Count every line that has the word "Capsule" in it; give no more than the number.
++++++
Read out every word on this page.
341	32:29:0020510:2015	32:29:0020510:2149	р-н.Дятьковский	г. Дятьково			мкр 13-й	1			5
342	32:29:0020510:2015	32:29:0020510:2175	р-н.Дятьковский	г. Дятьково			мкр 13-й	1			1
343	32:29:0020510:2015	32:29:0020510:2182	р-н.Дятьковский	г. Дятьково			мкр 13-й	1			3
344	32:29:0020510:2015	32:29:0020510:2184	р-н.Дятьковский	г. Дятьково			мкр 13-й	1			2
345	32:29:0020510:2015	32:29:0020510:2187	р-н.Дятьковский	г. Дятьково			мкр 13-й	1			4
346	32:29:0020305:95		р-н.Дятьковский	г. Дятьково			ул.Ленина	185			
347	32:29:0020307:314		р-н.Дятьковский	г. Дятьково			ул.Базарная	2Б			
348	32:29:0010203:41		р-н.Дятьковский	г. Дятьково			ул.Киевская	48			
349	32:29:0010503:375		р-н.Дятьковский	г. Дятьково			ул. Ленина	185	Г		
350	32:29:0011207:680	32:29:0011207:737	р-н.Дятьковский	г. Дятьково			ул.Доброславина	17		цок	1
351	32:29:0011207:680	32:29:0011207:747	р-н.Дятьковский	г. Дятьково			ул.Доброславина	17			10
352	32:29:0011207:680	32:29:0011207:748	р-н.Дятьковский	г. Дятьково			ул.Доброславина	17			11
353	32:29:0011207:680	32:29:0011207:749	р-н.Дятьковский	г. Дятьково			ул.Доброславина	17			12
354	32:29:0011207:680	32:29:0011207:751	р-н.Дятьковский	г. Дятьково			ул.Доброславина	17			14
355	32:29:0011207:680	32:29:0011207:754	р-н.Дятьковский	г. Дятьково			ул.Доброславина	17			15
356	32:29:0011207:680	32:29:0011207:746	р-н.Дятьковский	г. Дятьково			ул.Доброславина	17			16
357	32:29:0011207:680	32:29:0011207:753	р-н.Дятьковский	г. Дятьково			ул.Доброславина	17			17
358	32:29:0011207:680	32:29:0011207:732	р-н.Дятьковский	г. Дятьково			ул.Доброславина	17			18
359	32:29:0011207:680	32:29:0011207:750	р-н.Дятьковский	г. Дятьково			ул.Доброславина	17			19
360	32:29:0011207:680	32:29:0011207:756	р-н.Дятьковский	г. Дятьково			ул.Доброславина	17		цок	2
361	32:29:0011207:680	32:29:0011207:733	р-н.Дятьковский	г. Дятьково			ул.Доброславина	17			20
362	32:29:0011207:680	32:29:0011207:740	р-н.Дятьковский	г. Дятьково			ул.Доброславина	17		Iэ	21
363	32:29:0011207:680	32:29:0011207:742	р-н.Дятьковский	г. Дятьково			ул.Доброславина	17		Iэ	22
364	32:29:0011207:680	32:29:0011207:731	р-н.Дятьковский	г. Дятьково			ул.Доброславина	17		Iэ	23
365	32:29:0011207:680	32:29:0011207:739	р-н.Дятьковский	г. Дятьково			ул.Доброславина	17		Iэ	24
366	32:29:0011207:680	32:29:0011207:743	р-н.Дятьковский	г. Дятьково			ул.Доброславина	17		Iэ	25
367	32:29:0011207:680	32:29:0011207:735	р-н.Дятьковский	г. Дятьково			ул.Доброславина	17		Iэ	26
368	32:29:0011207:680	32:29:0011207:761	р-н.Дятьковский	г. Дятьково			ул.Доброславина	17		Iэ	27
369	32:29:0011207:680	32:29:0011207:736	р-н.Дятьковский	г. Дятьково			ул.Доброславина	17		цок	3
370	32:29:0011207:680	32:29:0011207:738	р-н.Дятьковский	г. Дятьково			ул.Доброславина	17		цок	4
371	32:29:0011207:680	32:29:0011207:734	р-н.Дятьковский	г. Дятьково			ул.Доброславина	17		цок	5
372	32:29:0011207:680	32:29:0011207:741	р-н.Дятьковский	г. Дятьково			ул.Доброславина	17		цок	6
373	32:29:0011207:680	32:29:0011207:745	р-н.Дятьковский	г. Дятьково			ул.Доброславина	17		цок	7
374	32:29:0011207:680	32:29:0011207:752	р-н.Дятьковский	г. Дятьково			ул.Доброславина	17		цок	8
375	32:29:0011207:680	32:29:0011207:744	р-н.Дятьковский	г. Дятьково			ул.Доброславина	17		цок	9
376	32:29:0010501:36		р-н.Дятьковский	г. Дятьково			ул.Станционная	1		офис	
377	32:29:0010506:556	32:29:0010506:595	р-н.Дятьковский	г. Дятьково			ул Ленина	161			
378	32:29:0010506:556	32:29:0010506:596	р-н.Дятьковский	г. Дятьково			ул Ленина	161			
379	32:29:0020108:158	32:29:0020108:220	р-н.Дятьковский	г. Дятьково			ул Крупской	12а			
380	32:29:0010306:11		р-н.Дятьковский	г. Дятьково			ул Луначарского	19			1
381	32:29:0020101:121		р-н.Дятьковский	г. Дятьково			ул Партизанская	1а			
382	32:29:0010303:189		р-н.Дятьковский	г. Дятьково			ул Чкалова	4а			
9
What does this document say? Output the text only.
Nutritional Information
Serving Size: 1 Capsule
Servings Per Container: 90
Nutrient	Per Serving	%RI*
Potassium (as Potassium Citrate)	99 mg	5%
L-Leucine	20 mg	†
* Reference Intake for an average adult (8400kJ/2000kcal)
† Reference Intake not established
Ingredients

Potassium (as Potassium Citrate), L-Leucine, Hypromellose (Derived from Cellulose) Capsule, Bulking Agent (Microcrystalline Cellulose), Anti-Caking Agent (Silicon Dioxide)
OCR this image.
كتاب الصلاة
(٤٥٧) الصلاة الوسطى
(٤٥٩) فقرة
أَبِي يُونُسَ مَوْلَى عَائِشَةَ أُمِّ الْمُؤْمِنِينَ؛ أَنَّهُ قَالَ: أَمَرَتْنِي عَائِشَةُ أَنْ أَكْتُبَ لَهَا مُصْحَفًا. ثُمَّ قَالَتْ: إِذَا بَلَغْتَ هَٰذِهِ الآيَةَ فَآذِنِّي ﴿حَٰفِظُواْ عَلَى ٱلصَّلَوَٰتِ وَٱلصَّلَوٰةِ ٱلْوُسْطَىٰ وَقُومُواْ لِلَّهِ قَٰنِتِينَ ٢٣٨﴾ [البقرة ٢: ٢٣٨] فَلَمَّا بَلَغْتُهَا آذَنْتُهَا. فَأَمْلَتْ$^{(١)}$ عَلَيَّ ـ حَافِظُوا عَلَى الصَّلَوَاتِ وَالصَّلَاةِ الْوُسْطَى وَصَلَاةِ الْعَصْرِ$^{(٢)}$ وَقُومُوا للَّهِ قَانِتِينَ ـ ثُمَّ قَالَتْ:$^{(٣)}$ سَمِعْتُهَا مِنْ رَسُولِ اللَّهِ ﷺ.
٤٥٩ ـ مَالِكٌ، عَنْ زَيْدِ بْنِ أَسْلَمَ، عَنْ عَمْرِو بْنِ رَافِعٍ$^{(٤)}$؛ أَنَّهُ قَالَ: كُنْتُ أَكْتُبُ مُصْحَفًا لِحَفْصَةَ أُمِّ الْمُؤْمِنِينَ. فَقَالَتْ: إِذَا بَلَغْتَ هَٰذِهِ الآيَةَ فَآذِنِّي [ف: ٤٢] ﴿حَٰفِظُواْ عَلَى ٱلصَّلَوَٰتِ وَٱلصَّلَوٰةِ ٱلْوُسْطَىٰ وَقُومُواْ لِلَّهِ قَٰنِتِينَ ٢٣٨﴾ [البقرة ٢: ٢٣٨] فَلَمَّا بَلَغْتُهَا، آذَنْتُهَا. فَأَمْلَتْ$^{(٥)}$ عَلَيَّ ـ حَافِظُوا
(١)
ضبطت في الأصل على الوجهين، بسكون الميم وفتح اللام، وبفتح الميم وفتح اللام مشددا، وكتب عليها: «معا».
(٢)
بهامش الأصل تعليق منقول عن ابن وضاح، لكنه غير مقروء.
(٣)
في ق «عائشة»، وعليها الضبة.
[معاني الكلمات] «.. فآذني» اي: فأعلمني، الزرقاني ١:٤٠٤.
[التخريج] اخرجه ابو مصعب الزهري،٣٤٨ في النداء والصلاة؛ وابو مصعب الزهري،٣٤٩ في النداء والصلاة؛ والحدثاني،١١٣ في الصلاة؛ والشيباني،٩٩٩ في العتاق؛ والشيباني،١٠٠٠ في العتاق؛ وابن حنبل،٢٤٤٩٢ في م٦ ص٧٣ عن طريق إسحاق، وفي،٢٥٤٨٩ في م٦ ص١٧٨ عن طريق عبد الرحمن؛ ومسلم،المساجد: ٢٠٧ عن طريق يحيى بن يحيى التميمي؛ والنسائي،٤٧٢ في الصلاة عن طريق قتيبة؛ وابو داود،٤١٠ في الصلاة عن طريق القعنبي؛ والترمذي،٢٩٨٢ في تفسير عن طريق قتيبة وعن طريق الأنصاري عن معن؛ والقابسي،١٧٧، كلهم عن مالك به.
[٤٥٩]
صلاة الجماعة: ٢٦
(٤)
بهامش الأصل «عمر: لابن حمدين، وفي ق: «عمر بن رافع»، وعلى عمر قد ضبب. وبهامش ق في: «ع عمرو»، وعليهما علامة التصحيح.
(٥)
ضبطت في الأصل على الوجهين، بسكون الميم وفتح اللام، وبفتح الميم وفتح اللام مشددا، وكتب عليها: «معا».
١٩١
++++++
Task solution
2